Start of Listed records

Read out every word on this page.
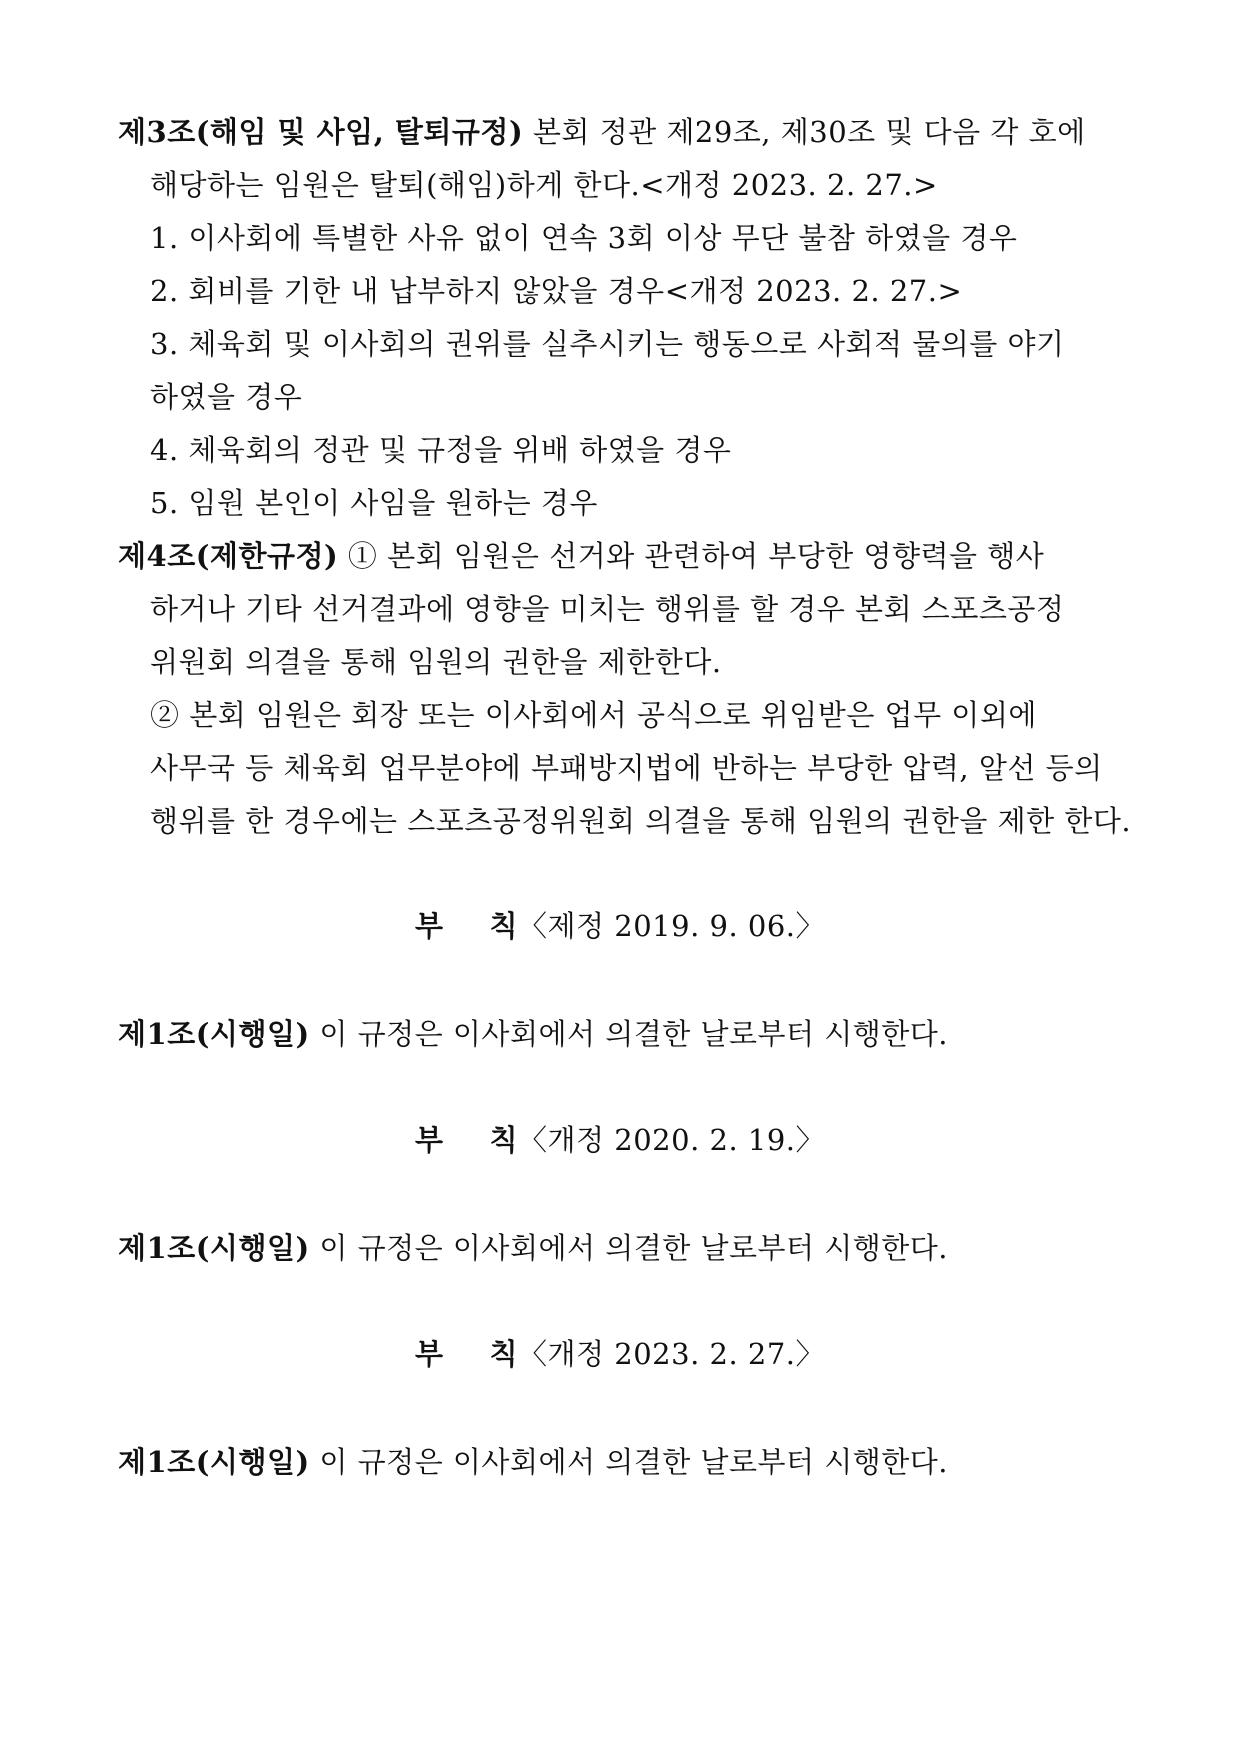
제3조(해임 및 사임, 탈퇴규정) 본회 정관 제29조, 제30조 및 다음 각 호에
해당하는 임원은 탈퇴(해임)하게 한다.<개정 2023. 2. 27.>
1. 이사회에 특별한 사유 없이 연속 3회 이상 무단 불참 하였을 경우
2. 회비를 기한 내 납부하지 않았을 경우<개정 2023. 2. 27.>
3. 체육회 및 이사회의 권위를 실추시키는 행동으로 사회적 물의를 야기
하였을 경우
4. 체육회의 정관 및 규정을 위배 하였을 경우
5. 임원 본인이 사임을 원하는 경우
제4조(제한규정) ① 본회 임원은 선거와 관련하여 부당한 영향력을 행사
하거나 기타 선거결과에 영향을 미치는 행위를 할 경우 본회 스포츠공정
위원회 의결을 통해 임원의 권한을 제한한다.
② 본회 임원은 회장 또는 이사회에서 공식으로 위임받은 업무 이외에
사무국 등 체육회 업무분야에 부패방지법에 반하는 부당한 압력, 알선 등의
행위를 한 경우에는 스포츠공정위원회 의결을 통해 임원의 권한을 제한 한다.
부 칙〈제정 2019. 9. 06.〉
제1조(시행일) 이 규정은 이사회에서 의결한 날로부터 시행한다.
부 칙〈개정 2020. 2. 19.〉
제1조(시행일) 이 규정은 이사회에서 의결한 날로부터 시행한다.
부 칙〈개정 2023. 2. 27.〉
제1조(시행일) 이 규정은 이사회에서 의결한 날로부터 시행한다.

End of Listed records

The task - Write out the material above again, word for word, minus its pictures.

Task response -
Read out every word on this page.
제3조(해임 및 사임, 탈퇴규정) 본회 정관 제29조, 제30조 및 다음 각 호에
해당하는 임원은 탈퇴(해임)하게 한다.<개정 2023. 2. 27.>
1. 이사회에 특별한 사유 없이 연속 3회 이상 무단 불참 하였을 경우
2. 회비를 기한 내 납부하지 않았을 경우<개정 2023. 2. 27.>
3. 체육회 및 이사회의 권위를 실추시키는 행동으로 사회적 물의를 야기
하였을 경우
4. 체육회의 정관 및 규정을 위배 하였을 경우
5. 임원 본인이 사임을 원하는 경우
제4조(제한규정) ① 본회 임원은 선거와 관련하여 부당한 영향력을 행사
하거나 기타 선거결과에 영향을 미치는 행위를 할 경우 본회 스포츠공정
위원회 의결을 통해 임원의 권한을 제한한다.
② 본회 임원은 회장 또는 이사회에서 공식으로 위임받은 업무 이외에
사무국 등 체육회 업무분야에 부패방지법에 반하는 부당한 압력, 알선 등의
행위를 한 경우에는 스포츠공정위원회 의결을 통해 임원의 권한을 제한 한다.
부 칙〈제정 2019. 9. 06.〉
제1조(시행일) 이 규정은 이사회에서 의결한 날로부터 시행한다.
부 칙〈개정 2020. 2. 19.〉
제1조(시행일) 이 규정은 이사회에서 의결한 날로부터 시행한다.
부 칙〈개정 2023. 2. 27.〉
제1조(시행일) 이 규정은 이사회에서 의결한 날로부터 시행한다.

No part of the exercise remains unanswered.